WHAT THE TASK ASKS: All lines in which the word "TEXNOLOGIYALARI" occurs are to be extracted.

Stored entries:
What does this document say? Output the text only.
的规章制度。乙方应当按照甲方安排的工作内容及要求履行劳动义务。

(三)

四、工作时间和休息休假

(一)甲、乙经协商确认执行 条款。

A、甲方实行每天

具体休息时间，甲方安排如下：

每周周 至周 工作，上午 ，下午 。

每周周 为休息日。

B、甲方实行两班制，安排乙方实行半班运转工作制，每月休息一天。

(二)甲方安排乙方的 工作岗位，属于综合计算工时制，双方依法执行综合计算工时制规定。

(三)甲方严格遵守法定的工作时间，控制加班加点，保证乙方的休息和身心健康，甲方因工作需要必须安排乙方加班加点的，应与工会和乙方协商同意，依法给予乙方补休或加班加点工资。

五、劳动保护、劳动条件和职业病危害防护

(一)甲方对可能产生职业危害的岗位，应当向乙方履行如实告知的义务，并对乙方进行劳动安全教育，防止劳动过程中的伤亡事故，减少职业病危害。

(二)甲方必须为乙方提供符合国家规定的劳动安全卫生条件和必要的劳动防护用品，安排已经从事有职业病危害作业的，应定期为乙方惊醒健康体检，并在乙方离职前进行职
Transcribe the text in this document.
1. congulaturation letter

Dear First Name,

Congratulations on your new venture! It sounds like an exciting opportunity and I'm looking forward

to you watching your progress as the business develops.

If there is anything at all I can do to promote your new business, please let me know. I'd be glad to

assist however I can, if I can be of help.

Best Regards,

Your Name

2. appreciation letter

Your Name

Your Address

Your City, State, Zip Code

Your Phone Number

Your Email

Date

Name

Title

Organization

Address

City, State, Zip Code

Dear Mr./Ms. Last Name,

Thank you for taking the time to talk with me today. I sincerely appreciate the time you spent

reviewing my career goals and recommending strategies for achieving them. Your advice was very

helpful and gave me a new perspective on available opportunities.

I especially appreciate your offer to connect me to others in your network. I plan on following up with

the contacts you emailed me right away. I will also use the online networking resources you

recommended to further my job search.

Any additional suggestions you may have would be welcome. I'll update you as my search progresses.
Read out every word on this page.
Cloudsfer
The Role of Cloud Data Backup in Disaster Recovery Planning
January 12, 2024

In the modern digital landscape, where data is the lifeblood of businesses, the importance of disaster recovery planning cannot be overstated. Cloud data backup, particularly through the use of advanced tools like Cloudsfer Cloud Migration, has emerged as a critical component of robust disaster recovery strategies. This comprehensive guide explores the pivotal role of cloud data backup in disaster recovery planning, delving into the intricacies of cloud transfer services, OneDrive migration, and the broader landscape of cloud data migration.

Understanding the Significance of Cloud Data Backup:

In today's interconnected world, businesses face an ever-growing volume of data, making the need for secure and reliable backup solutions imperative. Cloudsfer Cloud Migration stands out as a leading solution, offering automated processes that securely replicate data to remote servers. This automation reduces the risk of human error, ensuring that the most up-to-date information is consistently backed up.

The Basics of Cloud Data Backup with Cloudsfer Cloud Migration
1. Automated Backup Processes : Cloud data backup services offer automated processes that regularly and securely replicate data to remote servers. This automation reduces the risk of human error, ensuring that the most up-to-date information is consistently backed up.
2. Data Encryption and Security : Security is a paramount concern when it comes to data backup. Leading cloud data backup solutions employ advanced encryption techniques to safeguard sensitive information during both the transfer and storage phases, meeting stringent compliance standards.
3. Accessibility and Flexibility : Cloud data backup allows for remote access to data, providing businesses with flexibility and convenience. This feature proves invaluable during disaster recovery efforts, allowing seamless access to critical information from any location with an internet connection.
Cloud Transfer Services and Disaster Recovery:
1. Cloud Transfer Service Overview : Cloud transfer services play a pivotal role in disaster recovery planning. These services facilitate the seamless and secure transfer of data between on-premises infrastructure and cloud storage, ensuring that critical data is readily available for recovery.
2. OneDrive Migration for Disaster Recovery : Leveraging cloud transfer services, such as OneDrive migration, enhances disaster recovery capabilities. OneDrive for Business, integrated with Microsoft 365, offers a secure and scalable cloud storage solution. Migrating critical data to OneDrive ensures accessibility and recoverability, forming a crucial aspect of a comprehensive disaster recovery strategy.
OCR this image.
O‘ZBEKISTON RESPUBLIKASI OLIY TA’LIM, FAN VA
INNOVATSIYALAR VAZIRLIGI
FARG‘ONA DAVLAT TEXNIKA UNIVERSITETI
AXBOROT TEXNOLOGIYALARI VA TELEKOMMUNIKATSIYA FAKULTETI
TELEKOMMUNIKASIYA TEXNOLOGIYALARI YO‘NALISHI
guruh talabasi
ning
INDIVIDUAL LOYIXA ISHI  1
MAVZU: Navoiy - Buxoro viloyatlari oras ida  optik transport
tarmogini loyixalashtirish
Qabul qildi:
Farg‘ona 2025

FULL RESPONSE:
AXBOROT TEXNOLOGIYALARI VA TELEKOMMUNIKATSIYA FAKULTETI
TELEKOMMUNIKASIYA TEXNOLOGIYALARI YO‘NALISHI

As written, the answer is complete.